## TASK GOAL
Find every line with the word "plot" and give their count, nothing else.

## ROWS
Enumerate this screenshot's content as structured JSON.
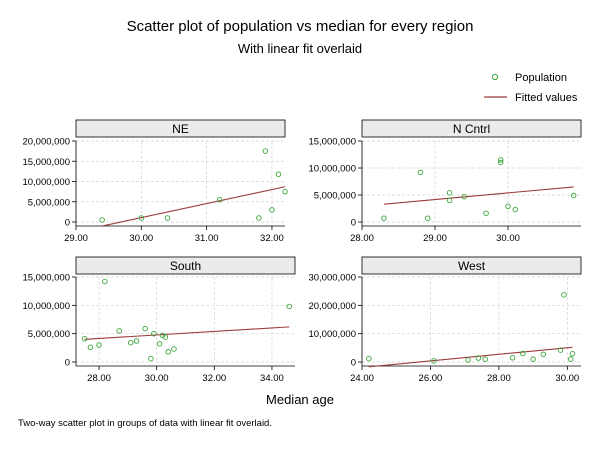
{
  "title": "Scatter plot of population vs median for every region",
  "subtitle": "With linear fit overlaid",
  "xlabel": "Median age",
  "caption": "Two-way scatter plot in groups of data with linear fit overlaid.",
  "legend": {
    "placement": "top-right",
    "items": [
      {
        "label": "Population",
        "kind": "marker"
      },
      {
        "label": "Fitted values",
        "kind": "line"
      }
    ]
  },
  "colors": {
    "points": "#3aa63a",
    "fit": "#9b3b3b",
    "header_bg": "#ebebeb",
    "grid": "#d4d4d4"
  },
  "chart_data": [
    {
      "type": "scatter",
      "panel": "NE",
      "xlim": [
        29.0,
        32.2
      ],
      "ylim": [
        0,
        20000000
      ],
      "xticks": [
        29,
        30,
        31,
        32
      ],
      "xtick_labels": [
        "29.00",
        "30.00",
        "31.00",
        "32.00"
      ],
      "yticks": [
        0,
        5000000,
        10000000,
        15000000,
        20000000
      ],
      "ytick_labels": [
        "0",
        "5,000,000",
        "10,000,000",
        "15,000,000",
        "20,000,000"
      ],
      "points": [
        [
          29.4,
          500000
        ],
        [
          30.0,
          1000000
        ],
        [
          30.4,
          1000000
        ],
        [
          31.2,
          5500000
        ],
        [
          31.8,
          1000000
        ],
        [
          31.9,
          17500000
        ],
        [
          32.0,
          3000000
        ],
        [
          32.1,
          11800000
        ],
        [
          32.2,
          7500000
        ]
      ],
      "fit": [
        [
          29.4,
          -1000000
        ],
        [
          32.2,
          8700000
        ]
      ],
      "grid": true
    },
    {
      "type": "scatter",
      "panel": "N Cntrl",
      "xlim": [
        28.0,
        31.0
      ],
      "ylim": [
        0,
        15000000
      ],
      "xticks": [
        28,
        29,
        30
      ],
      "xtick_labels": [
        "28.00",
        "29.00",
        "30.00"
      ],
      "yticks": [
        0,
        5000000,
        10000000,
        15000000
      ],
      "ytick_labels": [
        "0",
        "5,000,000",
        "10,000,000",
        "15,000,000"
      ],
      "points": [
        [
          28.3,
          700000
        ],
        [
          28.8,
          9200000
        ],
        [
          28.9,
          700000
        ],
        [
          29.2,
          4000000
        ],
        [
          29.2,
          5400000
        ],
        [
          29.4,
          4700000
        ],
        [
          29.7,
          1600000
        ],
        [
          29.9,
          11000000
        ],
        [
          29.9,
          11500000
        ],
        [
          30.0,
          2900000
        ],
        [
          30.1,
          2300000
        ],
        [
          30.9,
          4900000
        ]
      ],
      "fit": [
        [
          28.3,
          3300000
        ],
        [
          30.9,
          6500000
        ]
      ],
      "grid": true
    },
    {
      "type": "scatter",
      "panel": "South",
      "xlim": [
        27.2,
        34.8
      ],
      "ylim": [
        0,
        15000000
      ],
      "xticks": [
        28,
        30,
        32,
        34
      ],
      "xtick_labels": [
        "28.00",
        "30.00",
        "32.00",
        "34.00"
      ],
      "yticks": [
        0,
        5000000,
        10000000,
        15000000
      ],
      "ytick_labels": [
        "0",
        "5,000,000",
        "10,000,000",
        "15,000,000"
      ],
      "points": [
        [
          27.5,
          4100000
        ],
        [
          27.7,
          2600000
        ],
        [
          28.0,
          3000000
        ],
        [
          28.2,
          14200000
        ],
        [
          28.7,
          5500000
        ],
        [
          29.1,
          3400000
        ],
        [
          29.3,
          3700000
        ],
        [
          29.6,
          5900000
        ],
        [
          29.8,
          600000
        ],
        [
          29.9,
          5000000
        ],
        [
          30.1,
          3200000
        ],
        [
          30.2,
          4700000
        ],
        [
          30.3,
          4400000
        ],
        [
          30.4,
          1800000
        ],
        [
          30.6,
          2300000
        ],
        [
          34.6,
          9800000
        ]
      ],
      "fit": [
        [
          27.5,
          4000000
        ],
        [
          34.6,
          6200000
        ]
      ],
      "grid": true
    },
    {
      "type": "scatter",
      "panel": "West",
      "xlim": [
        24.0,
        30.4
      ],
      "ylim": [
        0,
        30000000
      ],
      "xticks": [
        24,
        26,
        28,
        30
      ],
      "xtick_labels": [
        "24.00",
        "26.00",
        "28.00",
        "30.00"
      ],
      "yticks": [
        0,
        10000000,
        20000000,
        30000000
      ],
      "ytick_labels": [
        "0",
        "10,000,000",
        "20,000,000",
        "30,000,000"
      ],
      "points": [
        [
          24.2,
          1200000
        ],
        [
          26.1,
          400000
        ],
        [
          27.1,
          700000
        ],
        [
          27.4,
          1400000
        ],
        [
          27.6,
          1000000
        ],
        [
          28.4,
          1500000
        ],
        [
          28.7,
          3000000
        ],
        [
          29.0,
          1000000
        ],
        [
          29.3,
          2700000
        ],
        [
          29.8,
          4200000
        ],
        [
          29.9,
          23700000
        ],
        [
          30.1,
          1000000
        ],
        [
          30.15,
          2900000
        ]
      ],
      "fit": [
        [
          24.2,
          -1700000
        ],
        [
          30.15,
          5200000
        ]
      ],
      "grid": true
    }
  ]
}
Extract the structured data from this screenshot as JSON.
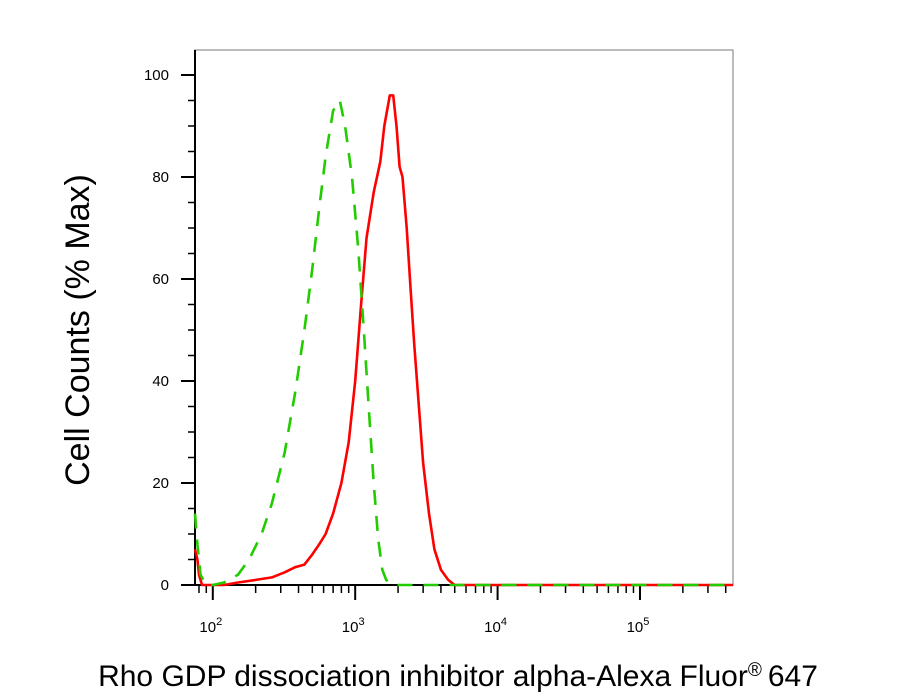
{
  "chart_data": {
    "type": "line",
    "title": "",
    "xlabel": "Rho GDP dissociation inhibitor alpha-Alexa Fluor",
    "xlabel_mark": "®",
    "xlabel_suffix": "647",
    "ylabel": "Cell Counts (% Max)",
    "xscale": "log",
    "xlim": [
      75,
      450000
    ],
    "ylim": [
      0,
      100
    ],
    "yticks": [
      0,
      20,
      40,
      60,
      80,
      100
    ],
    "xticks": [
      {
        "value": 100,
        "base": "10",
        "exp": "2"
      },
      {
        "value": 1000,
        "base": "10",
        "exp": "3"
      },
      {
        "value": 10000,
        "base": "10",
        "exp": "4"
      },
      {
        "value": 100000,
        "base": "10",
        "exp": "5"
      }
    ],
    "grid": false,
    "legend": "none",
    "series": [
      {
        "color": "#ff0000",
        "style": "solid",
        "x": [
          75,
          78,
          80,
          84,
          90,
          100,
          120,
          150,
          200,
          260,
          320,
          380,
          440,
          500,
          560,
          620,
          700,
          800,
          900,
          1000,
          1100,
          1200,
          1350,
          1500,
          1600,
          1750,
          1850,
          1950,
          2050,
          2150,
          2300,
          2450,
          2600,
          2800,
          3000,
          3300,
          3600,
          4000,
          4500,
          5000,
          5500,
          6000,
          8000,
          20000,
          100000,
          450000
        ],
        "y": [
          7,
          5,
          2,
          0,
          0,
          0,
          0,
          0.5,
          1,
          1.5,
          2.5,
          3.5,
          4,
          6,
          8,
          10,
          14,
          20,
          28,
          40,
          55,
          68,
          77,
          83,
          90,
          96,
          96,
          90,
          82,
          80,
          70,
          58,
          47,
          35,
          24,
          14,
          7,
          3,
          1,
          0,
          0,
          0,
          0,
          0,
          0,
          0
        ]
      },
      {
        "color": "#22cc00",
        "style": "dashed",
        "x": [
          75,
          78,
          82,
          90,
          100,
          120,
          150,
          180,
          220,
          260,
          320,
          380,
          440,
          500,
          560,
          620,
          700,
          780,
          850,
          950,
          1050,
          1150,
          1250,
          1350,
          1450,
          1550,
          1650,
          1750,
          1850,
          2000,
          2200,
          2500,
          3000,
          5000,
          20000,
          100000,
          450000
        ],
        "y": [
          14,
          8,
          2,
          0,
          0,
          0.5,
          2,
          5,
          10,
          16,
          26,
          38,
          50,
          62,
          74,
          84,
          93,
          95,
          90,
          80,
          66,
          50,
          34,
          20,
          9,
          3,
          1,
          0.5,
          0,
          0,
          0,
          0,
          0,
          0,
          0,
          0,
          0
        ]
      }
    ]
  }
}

## EXERCISE RESPONSE
2